=== Information shown ===

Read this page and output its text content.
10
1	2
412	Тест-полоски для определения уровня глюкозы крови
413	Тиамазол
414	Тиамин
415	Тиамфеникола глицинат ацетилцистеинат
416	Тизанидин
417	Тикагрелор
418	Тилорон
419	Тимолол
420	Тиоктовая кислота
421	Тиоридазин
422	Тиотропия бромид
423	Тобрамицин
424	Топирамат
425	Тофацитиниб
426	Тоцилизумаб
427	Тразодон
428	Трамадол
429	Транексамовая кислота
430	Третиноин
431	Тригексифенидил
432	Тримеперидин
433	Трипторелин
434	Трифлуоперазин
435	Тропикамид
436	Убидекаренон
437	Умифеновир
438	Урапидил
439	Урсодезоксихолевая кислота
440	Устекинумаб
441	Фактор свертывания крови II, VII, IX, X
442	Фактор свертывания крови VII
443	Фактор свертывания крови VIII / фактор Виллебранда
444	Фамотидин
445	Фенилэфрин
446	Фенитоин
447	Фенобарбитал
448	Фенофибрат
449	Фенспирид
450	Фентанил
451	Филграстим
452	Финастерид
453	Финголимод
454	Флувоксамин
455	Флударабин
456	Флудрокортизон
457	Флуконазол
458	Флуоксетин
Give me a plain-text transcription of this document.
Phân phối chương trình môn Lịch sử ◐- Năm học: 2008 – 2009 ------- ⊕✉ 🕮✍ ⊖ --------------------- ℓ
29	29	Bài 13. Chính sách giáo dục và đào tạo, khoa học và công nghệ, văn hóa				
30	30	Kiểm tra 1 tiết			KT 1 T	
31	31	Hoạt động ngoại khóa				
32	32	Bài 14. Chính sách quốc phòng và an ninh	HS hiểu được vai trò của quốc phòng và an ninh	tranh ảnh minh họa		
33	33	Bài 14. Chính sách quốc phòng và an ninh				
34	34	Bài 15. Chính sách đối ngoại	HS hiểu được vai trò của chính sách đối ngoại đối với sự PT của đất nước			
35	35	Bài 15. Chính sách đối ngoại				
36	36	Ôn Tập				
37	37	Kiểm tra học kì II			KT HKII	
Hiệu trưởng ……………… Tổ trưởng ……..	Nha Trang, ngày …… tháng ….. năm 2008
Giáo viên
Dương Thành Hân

===

What you have to do:
Above are some records. Print them all exactly.

Response to this exercise:
Read this page and output its text content.
10
1	2
412	Тест-полоски для определения уровня глюкозы крови
413	Тиамазол
414	Тиамин
415	Тиамфеникола глицинат ацетилцистеинат
416	Тизанидин
417	Тикагрелор
418	Тилорон
419	Тимолол
420	Тиоктовая кислота
421	Тиоридазин
422	Тиотропия бромид
423	Тобрамицин
424	Топирамат
425	Тофацитиниб
426	Тоцилизумаб
427	Тразодон
428	Трамадол
429	Транексамовая кислота
430	Третиноин
431	Тригексифенидил
432	Тримеперидин
433	Трипторелин
434	Трифлуоперазин
435	Тропикамид
436	Убидекаренон
437	Умифеновир
438	Урапидил
439	Урсодезоксихолевая кислота
440	Устекинумаб
441	Фактор свертывания крови II, VII, IX, X
442	Фактор свертывания крови VII
443	Фактор свертывания крови VIII / фактор Виллебранда
444	Фамотидин
445	Фенилэфрин
446	Фенитоин
447	Фенобарбитал
448	Фенофибрат
449	Фенспирид
450	Фентанил
451	Филграстим
452	Финастерид
453	Финголимод
454	Флувоксамин
455	Флударабин
456	Флудрокортизон
457	Флуконазол
458	Флуоксетин
Give me a plain-text transcription of this document.
Phân phối chương trình môn Lịch sử ◐- Năm học: 2008 – 2009 ------- ⊕✉ 🕮✍ ⊖ --------------------- ℓ
29	29	Bài 13. Chính sách giáo dục và đào tạo, khoa học và công nghệ, văn hóa				
30	30	Kiểm tra 1 tiết			KT 1 T	
31	31	Hoạt động ngoại khóa				
32	32	Bài 14. Chính sách quốc phòng và an ninh	HS hiểu được vai trò của quốc phòng và an ninh	tranh ảnh minh họa		
33	33	Bài 14. Chính sách quốc phòng và an ninh				
34	34	Bài 15. Chính sách đối ngoại	HS hiểu được vai trò của chính sách đối ngoại đối với sự PT của đất nước			
35	35	Bài 15. Chính sách đối ngoại				
36	36	Ôn Tập				
37	37	Kiểm tra học kì II			KT HKII	
Hiệu trưởng ……………… Tổ trưởng ……..	Nha Trang, ngày …… tháng ….. năm 2008
Giáo viên
Dương Thành Hân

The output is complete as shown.